Problem to work on: Filter this data down to the lines that hold "subscribe", and copy them.

- - - - -

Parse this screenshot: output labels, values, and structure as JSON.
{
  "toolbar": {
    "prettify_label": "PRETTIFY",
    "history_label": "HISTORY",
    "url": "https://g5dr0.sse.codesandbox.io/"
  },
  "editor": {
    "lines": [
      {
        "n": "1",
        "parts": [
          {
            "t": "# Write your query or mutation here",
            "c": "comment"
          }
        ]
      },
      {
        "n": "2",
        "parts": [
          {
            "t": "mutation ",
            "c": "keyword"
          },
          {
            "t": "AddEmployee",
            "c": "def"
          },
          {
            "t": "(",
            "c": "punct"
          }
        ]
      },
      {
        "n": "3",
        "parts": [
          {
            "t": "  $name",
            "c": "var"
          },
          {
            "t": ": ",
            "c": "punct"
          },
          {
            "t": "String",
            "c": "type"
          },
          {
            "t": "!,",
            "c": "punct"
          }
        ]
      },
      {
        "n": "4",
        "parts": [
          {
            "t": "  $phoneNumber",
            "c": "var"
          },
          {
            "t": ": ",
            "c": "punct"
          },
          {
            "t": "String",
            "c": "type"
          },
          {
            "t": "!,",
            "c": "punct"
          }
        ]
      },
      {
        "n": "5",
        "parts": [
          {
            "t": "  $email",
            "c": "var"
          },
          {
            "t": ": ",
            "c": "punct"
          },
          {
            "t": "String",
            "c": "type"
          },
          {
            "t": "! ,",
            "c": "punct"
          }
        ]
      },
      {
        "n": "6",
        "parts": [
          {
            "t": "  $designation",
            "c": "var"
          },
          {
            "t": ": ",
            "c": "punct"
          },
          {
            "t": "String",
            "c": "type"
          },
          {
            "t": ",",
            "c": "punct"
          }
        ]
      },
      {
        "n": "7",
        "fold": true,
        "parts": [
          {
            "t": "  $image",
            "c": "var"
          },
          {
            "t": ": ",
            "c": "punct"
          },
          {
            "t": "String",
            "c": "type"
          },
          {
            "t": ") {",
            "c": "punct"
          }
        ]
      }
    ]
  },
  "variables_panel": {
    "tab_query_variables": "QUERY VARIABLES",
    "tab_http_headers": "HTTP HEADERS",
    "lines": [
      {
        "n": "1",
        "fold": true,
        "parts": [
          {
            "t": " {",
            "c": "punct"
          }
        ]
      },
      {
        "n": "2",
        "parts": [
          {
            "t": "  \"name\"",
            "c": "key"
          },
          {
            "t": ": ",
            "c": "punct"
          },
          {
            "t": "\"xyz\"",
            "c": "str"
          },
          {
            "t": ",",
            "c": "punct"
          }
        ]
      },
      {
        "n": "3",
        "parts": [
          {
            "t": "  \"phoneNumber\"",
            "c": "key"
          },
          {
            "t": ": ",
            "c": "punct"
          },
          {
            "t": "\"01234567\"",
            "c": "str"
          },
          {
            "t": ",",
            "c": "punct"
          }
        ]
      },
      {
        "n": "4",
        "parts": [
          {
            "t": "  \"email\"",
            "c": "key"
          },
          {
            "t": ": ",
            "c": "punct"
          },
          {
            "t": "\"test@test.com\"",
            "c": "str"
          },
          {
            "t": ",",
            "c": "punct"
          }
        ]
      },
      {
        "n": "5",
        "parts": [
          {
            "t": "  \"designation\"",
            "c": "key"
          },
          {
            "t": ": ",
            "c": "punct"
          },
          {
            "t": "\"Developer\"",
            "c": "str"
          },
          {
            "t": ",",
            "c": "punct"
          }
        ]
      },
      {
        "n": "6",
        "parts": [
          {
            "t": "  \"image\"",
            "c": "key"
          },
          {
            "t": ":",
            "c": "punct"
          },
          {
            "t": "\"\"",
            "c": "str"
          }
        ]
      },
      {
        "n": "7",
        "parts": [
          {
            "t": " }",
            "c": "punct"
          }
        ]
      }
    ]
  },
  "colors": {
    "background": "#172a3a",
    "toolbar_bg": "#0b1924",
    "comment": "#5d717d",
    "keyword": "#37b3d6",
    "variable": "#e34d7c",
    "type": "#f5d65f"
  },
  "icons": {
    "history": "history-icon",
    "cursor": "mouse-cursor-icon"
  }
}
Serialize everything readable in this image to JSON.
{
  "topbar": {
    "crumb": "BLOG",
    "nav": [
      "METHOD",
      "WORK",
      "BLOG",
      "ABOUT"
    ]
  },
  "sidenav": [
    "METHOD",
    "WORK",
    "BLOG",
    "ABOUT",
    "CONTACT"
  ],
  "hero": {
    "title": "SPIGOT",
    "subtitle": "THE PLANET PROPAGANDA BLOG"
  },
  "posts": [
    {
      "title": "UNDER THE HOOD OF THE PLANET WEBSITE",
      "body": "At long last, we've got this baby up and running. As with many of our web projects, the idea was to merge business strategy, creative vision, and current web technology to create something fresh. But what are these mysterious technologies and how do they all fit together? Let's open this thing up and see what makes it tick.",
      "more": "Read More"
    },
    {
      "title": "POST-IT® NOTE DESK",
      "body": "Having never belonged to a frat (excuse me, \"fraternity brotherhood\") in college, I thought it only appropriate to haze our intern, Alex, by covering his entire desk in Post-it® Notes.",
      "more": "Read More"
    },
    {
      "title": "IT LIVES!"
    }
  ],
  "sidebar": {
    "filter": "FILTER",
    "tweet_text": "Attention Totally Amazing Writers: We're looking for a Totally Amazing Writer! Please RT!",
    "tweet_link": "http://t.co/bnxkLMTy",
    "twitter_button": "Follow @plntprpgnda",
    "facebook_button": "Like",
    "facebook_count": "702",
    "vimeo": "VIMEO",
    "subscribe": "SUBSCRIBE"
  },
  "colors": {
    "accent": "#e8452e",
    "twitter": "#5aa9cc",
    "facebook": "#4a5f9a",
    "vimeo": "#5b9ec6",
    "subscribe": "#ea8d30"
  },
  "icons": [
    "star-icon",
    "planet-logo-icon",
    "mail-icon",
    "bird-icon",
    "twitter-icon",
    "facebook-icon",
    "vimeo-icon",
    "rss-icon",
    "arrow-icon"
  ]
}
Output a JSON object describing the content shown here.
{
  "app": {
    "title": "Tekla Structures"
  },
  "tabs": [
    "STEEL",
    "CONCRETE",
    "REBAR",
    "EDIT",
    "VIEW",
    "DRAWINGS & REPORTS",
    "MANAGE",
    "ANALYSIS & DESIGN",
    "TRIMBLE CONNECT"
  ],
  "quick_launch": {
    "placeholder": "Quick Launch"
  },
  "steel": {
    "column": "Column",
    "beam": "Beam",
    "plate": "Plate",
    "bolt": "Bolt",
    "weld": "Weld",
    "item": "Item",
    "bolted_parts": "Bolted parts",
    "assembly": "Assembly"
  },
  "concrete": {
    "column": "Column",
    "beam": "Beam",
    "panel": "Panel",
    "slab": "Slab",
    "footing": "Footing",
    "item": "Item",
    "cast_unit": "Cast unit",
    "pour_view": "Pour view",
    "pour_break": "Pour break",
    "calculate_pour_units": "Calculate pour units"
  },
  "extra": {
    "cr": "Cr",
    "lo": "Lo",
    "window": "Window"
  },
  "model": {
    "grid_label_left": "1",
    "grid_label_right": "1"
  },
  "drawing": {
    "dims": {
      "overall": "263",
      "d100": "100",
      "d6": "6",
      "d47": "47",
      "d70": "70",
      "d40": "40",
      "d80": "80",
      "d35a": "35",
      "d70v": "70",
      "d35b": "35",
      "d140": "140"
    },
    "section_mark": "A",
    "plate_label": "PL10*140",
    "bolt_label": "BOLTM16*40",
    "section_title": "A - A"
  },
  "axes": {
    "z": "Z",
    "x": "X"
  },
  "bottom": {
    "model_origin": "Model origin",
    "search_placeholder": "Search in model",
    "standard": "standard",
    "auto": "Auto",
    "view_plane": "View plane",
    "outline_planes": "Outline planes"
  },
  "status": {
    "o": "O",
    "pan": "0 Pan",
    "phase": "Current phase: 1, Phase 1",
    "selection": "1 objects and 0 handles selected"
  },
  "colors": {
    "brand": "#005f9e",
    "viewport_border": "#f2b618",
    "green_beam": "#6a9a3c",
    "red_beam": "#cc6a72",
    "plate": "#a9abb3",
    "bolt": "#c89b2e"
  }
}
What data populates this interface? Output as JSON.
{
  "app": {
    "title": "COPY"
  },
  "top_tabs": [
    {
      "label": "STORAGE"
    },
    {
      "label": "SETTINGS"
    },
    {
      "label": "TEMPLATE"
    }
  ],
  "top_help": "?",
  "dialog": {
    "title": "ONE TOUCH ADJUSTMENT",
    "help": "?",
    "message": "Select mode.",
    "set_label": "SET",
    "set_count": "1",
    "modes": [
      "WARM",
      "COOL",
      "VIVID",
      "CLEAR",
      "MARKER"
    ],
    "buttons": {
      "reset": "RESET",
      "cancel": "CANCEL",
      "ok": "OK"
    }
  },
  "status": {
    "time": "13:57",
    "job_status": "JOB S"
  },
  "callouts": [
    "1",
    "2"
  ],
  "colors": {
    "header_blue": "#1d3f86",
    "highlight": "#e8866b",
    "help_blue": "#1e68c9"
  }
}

- - - - -

Answer in full:
    "subscribe": "SUBSCRIBE"
    "subscribe": "#ea8d30"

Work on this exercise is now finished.